→ MATERIAL PROVIDED
# # # #

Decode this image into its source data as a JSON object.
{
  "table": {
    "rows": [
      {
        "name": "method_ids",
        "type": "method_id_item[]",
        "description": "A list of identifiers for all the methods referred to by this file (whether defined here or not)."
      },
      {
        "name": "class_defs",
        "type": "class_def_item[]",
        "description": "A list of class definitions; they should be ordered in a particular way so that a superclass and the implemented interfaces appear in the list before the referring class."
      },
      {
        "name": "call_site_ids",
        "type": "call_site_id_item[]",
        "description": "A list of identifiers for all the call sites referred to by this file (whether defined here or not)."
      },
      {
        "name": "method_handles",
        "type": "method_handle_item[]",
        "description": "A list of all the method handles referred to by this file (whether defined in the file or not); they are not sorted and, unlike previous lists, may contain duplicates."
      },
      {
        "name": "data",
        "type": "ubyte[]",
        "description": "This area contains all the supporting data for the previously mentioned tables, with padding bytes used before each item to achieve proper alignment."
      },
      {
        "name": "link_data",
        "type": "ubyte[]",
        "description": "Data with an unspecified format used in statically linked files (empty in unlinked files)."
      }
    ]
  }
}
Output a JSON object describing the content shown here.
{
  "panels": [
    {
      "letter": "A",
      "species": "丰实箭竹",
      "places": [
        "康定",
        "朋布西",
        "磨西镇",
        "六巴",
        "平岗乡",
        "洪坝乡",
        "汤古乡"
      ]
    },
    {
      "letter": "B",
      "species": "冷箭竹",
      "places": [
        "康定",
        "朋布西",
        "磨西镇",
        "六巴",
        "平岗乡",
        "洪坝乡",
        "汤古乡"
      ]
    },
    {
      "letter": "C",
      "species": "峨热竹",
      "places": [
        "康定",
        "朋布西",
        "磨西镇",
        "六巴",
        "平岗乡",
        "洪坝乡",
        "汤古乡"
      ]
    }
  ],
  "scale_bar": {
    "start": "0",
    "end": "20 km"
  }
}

# # # #

→ STATED PROBLEM
Output the listing above without altering a single character.

→ SOLVED EXERCISE
Decode this image into its source data as a JSON object.
{
  "table": {
    "rows": [
      {
        "name": "method_ids",
        "type": "method_id_item[]",
        "description": "A list of identifiers for all the methods referred to by this file (whether defined here or not)."
      },
      {
        "name": "class_defs",
        "type": "class_def_item[]",
        "description": "A list of class definitions; they should be ordered in a particular way so that a superclass and the implemented interfaces appear in the list before the referring class."
      },
      {
        "name": "call_site_ids",
        "type": "call_site_id_item[]",
        "description": "A list of identifiers for all the call sites referred to by this file (whether defined here or not)."
      },
      {
        "name": "method_handles",
        "type": "method_handle_item[]",
        "description": "A list of all the method handles referred to by this file (whether defined in the file or not); they are not sorted and, unlike previous lists, may contain duplicates."
      },
      {
        "name": "data",
        "type": "ubyte[]",
        "description": "This area contains all the supporting data for the previously mentioned tables, with padding bytes used before each item to achieve proper alignment."
      },
      {
        "name": "link_data",
        "type": "ubyte[]",
        "description": "Data with an unspecified format used in statically linked files (empty in unlinked files)."
      }
    ]
  }
}
Output a JSON object describing the content shown here.
{
  "panels": [
    {
      "letter": "A",
      "species": "丰实箭竹",
      "places": [
        "康定",
        "朋布西",
        "磨西镇",
        "六巴",
        "平岗乡",
        "洪坝乡",
        "汤古乡"
      ]
    },
    {
      "letter": "B",
      "species": "冷箭竹",
      "places": [
        "康定",
        "朋布西",
        "磨西镇",
        "六巴",
        "平岗乡",
        "洪坝乡",
        "汤古乡"
      ]
    },
    {
      "letter": "C",
      "species": "峨热竹",
      "places": [
        "康定",
        "朋布西",
        "磨西镇",
        "六巴",
        "平岗乡",
        "洪坝乡",
        "汤古乡"
      ]
    }
  ],
  "scale_bar": {
    "start": "0",
    "end": "20 km"
  }
}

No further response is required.